**** Artykuł ****

Maszyny dynamiczne są potężne, znacznie potężniejsze i efektywniejsze, niż maszyny statyczne. Jednak nie są już naturalne, nie są elementem przyrody. Stoją niejako obok swego otoczenia i tępo wykonują swoją pracę. Ich powtarzalność, wyspecjalizowanie, ilościowa efektywność, i bezmyślność przywodzą na myśl Golema - istotę o nadludzkiej sile, która potrafiła wykonać pracę za wielu ludzi, ale nie wiedziała kiedy przestać, co doprowadziło do katastrofy. Ten swoisty brak reakcji na otoczenie widać u maszyn dynamicznych. To zaś czyni je obiektem w jakiś sposób obcym, niebezpiecznym i nieludzkim. Rewolucja przemysłowa, która wprowadziła w użycie maszyny dynamiczne, napotykała opór wielu ludzi uważających, że z tymi maszynami trzeba walczyć. Tak więc upowszechnieniu się maszyn dynamicznych towarzyszyły spory, toczone na płaszczyźnie intelektualnej i realnej. Gdy literaci i myśliciele pisali krytykujące postęp techniczny teksty i wskazywali płynące z tegoż postępu zagrożenia, luddyści usiłowali maszyny niszczyć. Motywy tego oporu były bardzo złożone. Na pierwszy plan wysuwają się kwestie ekonomiczne - walczono wszak o miejsca pracy. Van Lier podkreśla jednak rolę nienaturalności maszyn dynamicznych. Były one czymś, co nie mieściło się w obrazie świata przeciętnego człowieka. Były obcym wtrętem dla ludzi, których naturalnych środowiskiem była przyroda. I to wywoływało opór - brak możności zintegrowania maszyn z tym, co uznawano za naturalne środowisko. Wraz z pojawieniem się maszyn dialektycznych, sprawa skomplikowała się jeszcze bardziej. Nasze życie płynie w erze neotechnicznej, w otoczeniu zdominowanym przez maszyny dialektyczne. Dlatego też ten rodzaj maszyn jest dla naszych rozważań szczególnie istotny, omówimy je zatem dokładniej.

Maszyna dialektyczna

Maszyny dialektyczne przestają być ciałami obcymi, tak wyraźnie wyodrębnionymi z przyrodniczego środowiska. Charakterystyczne dla maszyn dialektycznych okazało się dążenie do wzrostu synergii [22]. Dążenie to widać na kilku poziomach - zarówno wewnątrz samej maszyny, jak i pomiędzy maszyną a jej otoczeniem.

**** Udostępniony materiał ****

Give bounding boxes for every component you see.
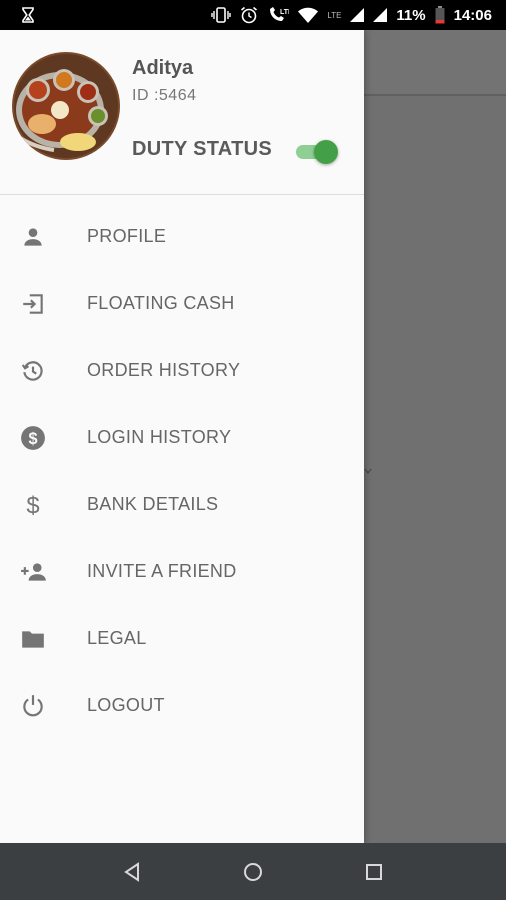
background-toolbar bbox=[364, 30, 506, 96]
navigation-drawer: Aditya ID :5464 DUTY STATUS PROFILE FLOA… bbox=[0, 30, 364, 843]
login-arrow-icon bbox=[0, 291, 87, 317]
battery-icon bbox=[435, 6, 445, 24]
menu-item-label: LOGIN HISTORY bbox=[87, 427, 232, 447]
recents-button[interactable] bbox=[344, 852, 404, 892]
vibrate-icon bbox=[211, 7, 232, 23]
menu-item-bank-details[interactable]: $ BANK DETAILS bbox=[0, 471, 364, 538]
folder-icon bbox=[0, 626, 87, 652]
menu-item-label: INVITE A FRIEND bbox=[87, 561, 237, 581]
menu-item-order-history[interactable]: ORDER HISTORY bbox=[0, 337, 364, 404]
user-name: Aditya bbox=[132, 57, 194, 79]
duty-status-toggle[interactable] bbox=[294, 140, 338, 164]
menu-item-logout[interactable]: LOGOUT bbox=[0, 672, 364, 739]
network-type: LTE bbox=[327, 10, 342, 20]
wifi-icon bbox=[298, 7, 319, 23]
menu-item-label: FLOATING CASH bbox=[87, 293, 235, 313]
person-add-icon bbox=[0, 559, 87, 585]
menu-item-label: BANK DETAILS bbox=[87, 494, 219, 514]
svg-text:LTE: LTE bbox=[280, 9, 289, 16]
home-button[interactable] bbox=[223, 852, 283, 892]
background-chevron-icon bbox=[364, 462, 372, 478]
recents-square-icon bbox=[365, 863, 382, 880]
status-bar: LTE LTE 11% 14:06 bbox=[0, 0, 506, 30]
system-nav-bar bbox=[0, 843, 506, 900]
signal-2-icon bbox=[373, 8, 388, 22]
dollar-circle-icon: $ bbox=[0, 425, 87, 451]
person-icon bbox=[0, 224, 87, 250]
menu-item-floating-cash[interactable]: FLOATING CASH bbox=[0, 270, 364, 337]
alarm-icon bbox=[240, 6, 258, 24]
menu-item-invite-friend[interactable]: INVITE A FRIEND bbox=[0, 538, 364, 605]
power-icon bbox=[0, 693, 87, 719]
background-scrim[interactable] bbox=[364, 30, 506, 843]
svg-text:$: $ bbox=[26, 492, 39, 517]
clock: 14:06 bbox=[453, 6, 492, 24]
avatar[interactable] bbox=[12, 52, 120, 160]
menu-item-label: ORDER HISTORY bbox=[87, 360, 241, 380]
user-id: ID :5464 bbox=[132, 87, 197, 104]
menu-item-profile[interactable]: PROFILE bbox=[0, 203, 364, 270]
svg-text:$: $ bbox=[28, 429, 37, 447]
drawer-header: Aditya ID :5464 DUTY STATUS bbox=[0, 30, 364, 195]
wifi-call-icon: LTE bbox=[267, 6, 289, 24]
history-icon bbox=[0, 358, 87, 384]
menu-item-label: LOGOUT bbox=[87, 695, 165, 715]
drawer-menu: PROFILE FLOATING CASH ORDER HISTORY $ LO… bbox=[0, 195, 364, 739]
back-button[interactable] bbox=[102, 852, 162, 892]
home-circle-icon bbox=[243, 862, 262, 881]
menu-item-label: PROFILE bbox=[87, 226, 167, 246]
dollar-icon: $ bbox=[0, 492, 87, 517]
signal-icon bbox=[350, 8, 365, 22]
duty-status-label: DUTY STATUS bbox=[132, 138, 272, 160]
menu-item-legal[interactable]: LEGAL bbox=[0, 605, 364, 672]
menu-item-login-history[interactable]: $ LOGIN HISTORY bbox=[0, 404, 364, 471]
hourglass-icon bbox=[22, 7, 34, 23]
menu-item-label: LEGAL bbox=[87, 628, 147, 648]
back-triangle-icon bbox=[124, 861, 140, 882]
toggle-thumb bbox=[314, 140, 338, 164]
battery-percent: 11% bbox=[396, 6, 426, 24]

****

» Krótkie ćwiczenie 1: Na co według tekstu o maszynach kładzie nacisk Van Lier, omawiając motywy oporu wobec maszyn dynamicznych?
» Krótkie ćwiczenie 2: Zastąp w tekście o maszynach „synergii” wyrazem „współdziałania” i przepisz fragment, zaczynając od „Maszyna dialektyczna” i idąc dalej aż do „a jej otoczeniem.”.

» Rozwiązanie ćwiczenia 1: Na nienaturalność maszyn dynamicznych.

» Rozwiązanie ćwiczenia 2:
Maszyna dialektyczna

Maszyny dialektyczne przestają być ciałami obcymi, tak wyraźnie wyodrębnionymi z przyrodniczego środowiska. Charakterystyczne dla maszyn dialektycznych okazało się dążenie do wzrostu współdziałania [22]. Dążenie to widać na kilku poziomach - zarówno wewnątrz samej maszyny, jak i pomiędzy maszyną a jej otoczeniem.